# What is needed:
Each line that holds the word "образовательных" counts once; report the total and nothing else.

# Given records:
··········

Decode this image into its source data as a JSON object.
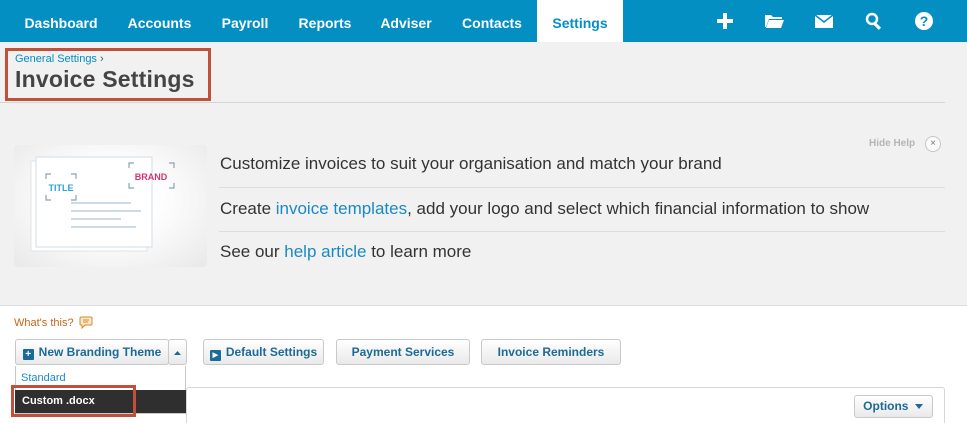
{
  "nav": {
    "items": [
      "Dashboard",
      "Accounts",
      "Payroll",
      "Reports",
      "Adviser",
      "Contacts",
      "Settings"
    ],
    "active": "Settings",
    "icons": [
      "plus-icon",
      "folder-icon",
      "mail-icon",
      "search-icon",
      "help-icon"
    ]
  },
  "header": {
    "breadcrumb": "General Settings",
    "breadcrumb_sep": "›",
    "title": "Invoice Settings"
  },
  "help": {
    "hide_label": "Hide Help",
    "close_glyph": "×",
    "art_title": "TITLE",
    "art_brand": "BRAND",
    "line1": "Customize invoices to suit your organisation and match your brand",
    "line2_pre": "Create ",
    "line2_link": "invoice templates",
    "line2_post": ", add your logo and select which financial information to show",
    "line3_pre": "See our ",
    "line3_link": "help article",
    "line3_post": " to learn more"
  },
  "toolbar": {
    "whats_this": "What's this?",
    "new_theme": "New Branding Theme",
    "default_settings": "Default Settings",
    "payment_services": "Payment Services",
    "invoice_reminders": "Invoice Reminders",
    "options": "Options"
  },
  "dropdown": {
    "standard": "Standard",
    "custom": "Custom .docx"
  },
  "colors": {
    "brand_blue": "#048fc2",
    "highlight": "#c0503a",
    "brand_pink": "#d6336c"
  }
}
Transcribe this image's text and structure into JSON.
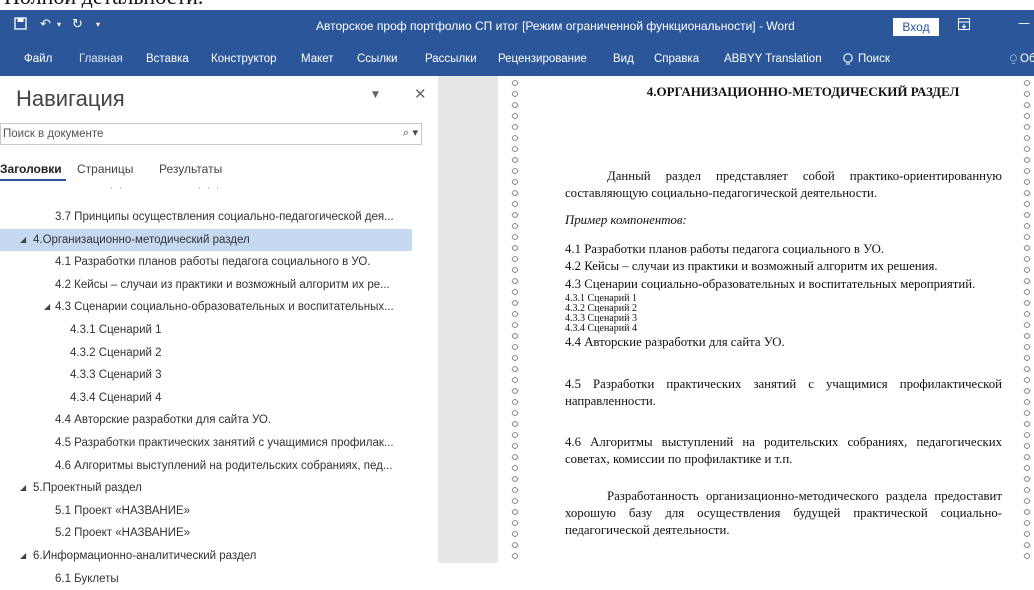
{
  "caption_fragment": "Полной детальности.",
  "titlebar": {
    "title": "Авторское проф портфолио СП итог [Режим ограниченной функциональности]  -  Word",
    "signin": "Вход"
  },
  "ribbon": {
    "tabs": [
      "Файл",
      "Главная",
      "Вставка",
      "Конструктор",
      "Макет",
      "Ссылки",
      "Рассылки",
      "Рецензирование",
      "Вид",
      "Справка",
      "ABBYY Translation",
      "Поиск"
    ],
    "share_label": "Об"
  },
  "navigation": {
    "title": "Навигация",
    "search_placeholder": "Поиск в документе",
    "tabs": [
      "Заголовки",
      "Страницы",
      "Результаты"
    ],
    "items": [
      {
        "label": "3.7 Принципы осуществления социально-педагогической дея...",
        "level": 2,
        "caret": false
      },
      {
        "label": "4.Организационно-методический раздел",
        "level": 1,
        "caret": true,
        "selected": true
      },
      {
        "label": "4.1 Разработки планов работы педагога социального в УО.",
        "level": 2,
        "caret": false
      },
      {
        "label": "4.2 Кейсы – случаи из практики и возможный алгоритм их ре...",
        "level": 2,
        "caret": false
      },
      {
        "label": "4.3 Сценарии социально-образовательных и воспитательных...",
        "level": 2,
        "caret": true
      },
      {
        "label": "4.3.1 Сценарий 1",
        "level": 3,
        "caret": false
      },
      {
        "label": "4.3.2 Сценарий 2",
        "level": 3,
        "caret": false
      },
      {
        "label": "4.3.3 Сценарий 3",
        "level": 3,
        "caret": false
      },
      {
        "label": "4.3.4 Сценарий 4",
        "level": 3,
        "caret": false
      },
      {
        "label": "4.4 Авторские разработки для сайта УО.",
        "level": 2,
        "caret": false
      },
      {
        "label": "4.5 Разработки практических занятий с учащимися профилак...",
        "level": 2,
        "caret": false
      },
      {
        "label": "4.6 Алгоритмы выступлений на родительских собраниях, пед...",
        "level": 2,
        "caret": false
      },
      {
        "label": "5.Проектный раздел",
        "level": 1,
        "caret": true
      },
      {
        "label": "5.1 Проект «НАЗВАНИЕ»",
        "level": 2,
        "caret": false
      },
      {
        "label": "5.2 Проект «НАЗВАНИЕ»",
        "level": 2,
        "caret": false
      },
      {
        "label": "6.Информационно-аналитический раздел",
        "level": 1,
        "caret": true
      },
      {
        "label": "6.1 Буклеты",
        "level": 2,
        "caret": false
      }
    ]
  },
  "document": {
    "heading": "4.ОРГАНИЗАЦИОННО-МЕТОДИЧЕСКИЙ РАЗДЕЛ",
    "intro": "Данный раздел представляет собой практико-ориентированную составляющую социально-педагогической деятельности.",
    "example_label": "Пример компонентов:",
    "line_41": "4.1 Разработки планов работы педагога социального в УО.",
    "line_42": "4.2 Кейсы – случаи из практики и возможный алгоритм их решения.",
    "line_43": "4.3 Сценарии социально-образовательных и воспитательных мероприятий.",
    "sub": [
      "4.3.1 Сценарий 1",
      "4.3.2 Сценарий 2",
      "4.3.3 Сценарий 3",
      "4.3.4 Сценарий 4"
    ],
    "line_44": "4.4 Авторские разработки для сайта УО.",
    "line_45": "4.5 Разработки практических занятий с учащимися профилактической направленности.",
    "line_46": "4.6 Алгоритмы выступлений на родительских собраниях, педагогических советах, комиссии по профилактике и т.п.",
    "closing": "Разработанность организационно-методического раздела предоставит хорошую базу для осуществления будущей практической социально-педагогической деятельности."
  },
  "colors": {
    "word_blue": "#2b579a",
    "selection": "#c5d9f1"
  }
}
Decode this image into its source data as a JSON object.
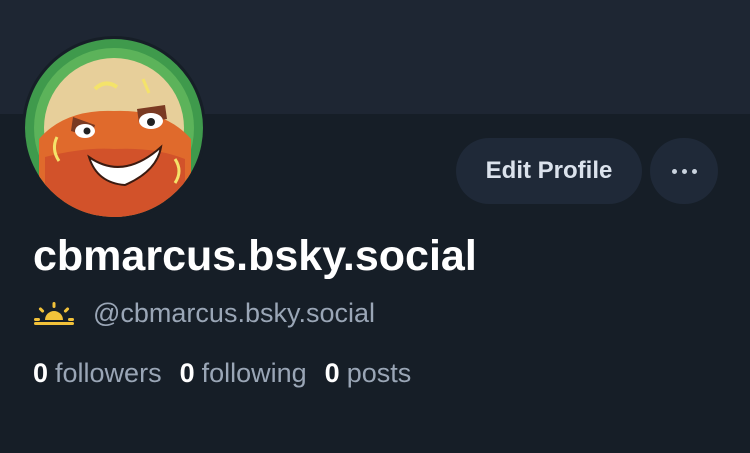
{
  "profile": {
    "display_name": "cbmarcus.bsky.social",
    "handle": "@cbmarcus.bsky.social",
    "status_emoji": "sun-behind-horizon-icon"
  },
  "actions": {
    "edit_label": "Edit Profile",
    "more_icon": "ellipsis-icon"
  },
  "stats": {
    "followers": {
      "count": "0",
      "label": "followers"
    },
    "following": {
      "count": "0",
      "label": "following"
    },
    "posts": {
      "count": "0",
      "label": "posts"
    }
  },
  "colors": {
    "background": "#161e27",
    "banner": "#1e2633",
    "button_bg": "#1f2938",
    "text_primary": "#ffffff",
    "text_secondary": "#9aa6b6",
    "sun": "#f2c23a"
  }
}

··········

# Full solution:
2